EXERCISE BRIEF | Give the number of lines in the records below that include "Done". Reply with that number alone.

══════════

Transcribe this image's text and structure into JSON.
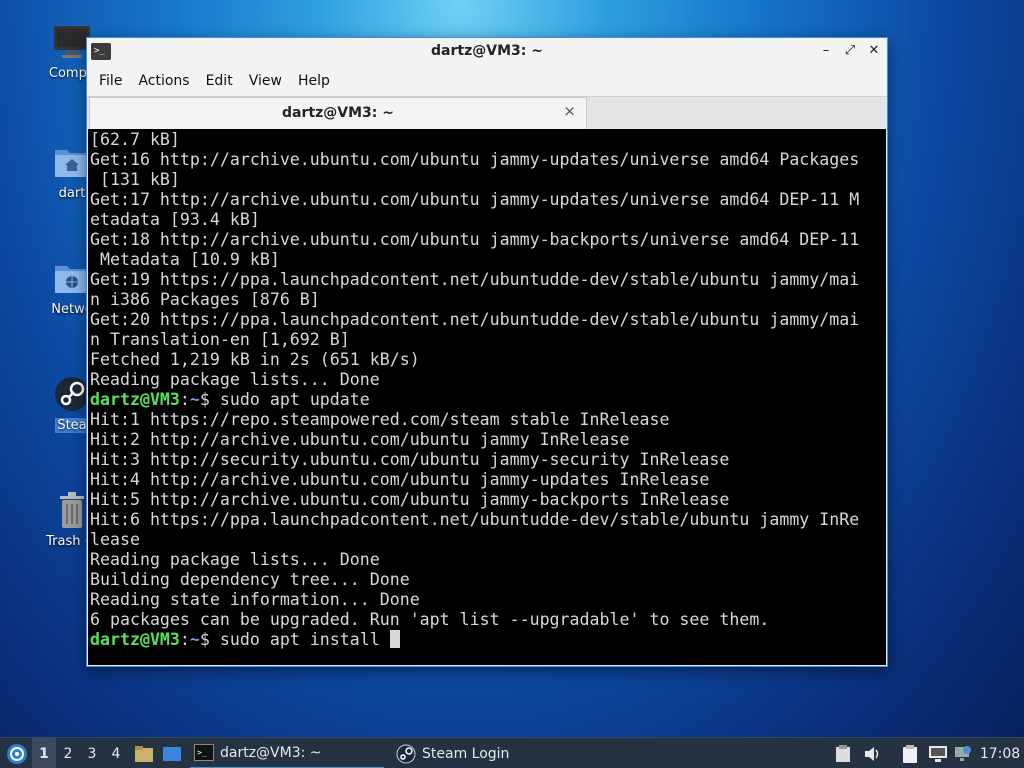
{
  "desktop": {
    "icons": [
      {
        "label": "Compu"
      },
      {
        "label": "dart"
      },
      {
        "label": "Netwo"
      },
      {
        "label": "Stea"
      },
      {
        "label": "Trash (E"
      }
    ]
  },
  "window": {
    "title": "dartz@VM3: ~",
    "menu": [
      "File",
      "Actions",
      "Edit",
      "View",
      "Help"
    ],
    "tab_title": "dartz@VM3: ~",
    "tab_close": "×",
    "controls": {
      "minimize": "–",
      "maximize": "⤢",
      "close": "✕"
    },
    "terminal": {
      "lines": [
        "[62.7 kB]",
        "Get:16 http://archive.ubuntu.com/ubuntu jammy-updates/universe amd64 Packages",
        " [131 kB]",
        "Get:17 http://archive.ubuntu.com/ubuntu jammy-updates/universe amd64 DEP-11 M",
        "etadata [93.4 kB]",
        "Get:18 http://archive.ubuntu.com/ubuntu jammy-backports/universe amd64 DEP-11",
        " Metadata [10.9 kB]",
        "Get:19 https://ppa.launchpadcontent.net/ubuntudde-dev/stable/ubuntu jammy/mai",
        "n i386 Packages [876 B]",
        "Get:20 https://ppa.launchpadcontent.net/ubuntudde-dev/stable/ubuntu jammy/mai",
        "n Translation-en [1,692 B]",
        "Fetched 1,219 kB in 2s (651 kB/s)",
        "Reading package lists... Done"
      ],
      "prompt1": {
        "user": "dartz@VM3",
        "sep": ":",
        "path": "~",
        "cmd": "$ sudo apt update"
      },
      "lines2": [
        "Hit:1 https://repo.steampowered.com/steam stable InRelease",
        "Hit:2 http://archive.ubuntu.com/ubuntu jammy InRelease",
        "Hit:3 http://security.ubuntu.com/ubuntu jammy-security InRelease",
        "Hit:4 http://archive.ubuntu.com/ubuntu jammy-updates InRelease",
        "Hit:5 http://archive.ubuntu.com/ubuntu jammy-backports InRelease",
        "Hit:6 https://ppa.launchpadcontent.net/ubuntudde-dev/stable/ubuntu jammy InRe",
        "lease",
        "Reading package lists... Done",
        "Building dependency tree... Done",
        "Reading state information... Done",
        "6 packages can be upgraded. Run 'apt list --upgradable' to see them."
      ],
      "prompt2": {
        "user": "dartz@VM3",
        "sep": ":",
        "path": "~",
        "cmd": "$ sudo apt install "
      }
    }
  },
  "taskbar": {
    "workspaces": [
      "1",
      "2",
      "3",
      "4"
    ],
    "active_workspace": "1",
    "tasks": [
      {
        "label": "dartz@VM3: ~",
        "icon": "terminal-icon"
      },
      {
        "label": "Steam Login",
        "icon": "steam-icon"
      }
    ],
    "clock": "17:08"
  },
  "colors": {
    "prompt_user": "#56e35a",
    "prompt_path": "#6a9cf0",
    "window_border": "#3d8ee8",
    "taskbar_bg": "#243241"
  }
}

══════════

FINAL RESULT | 4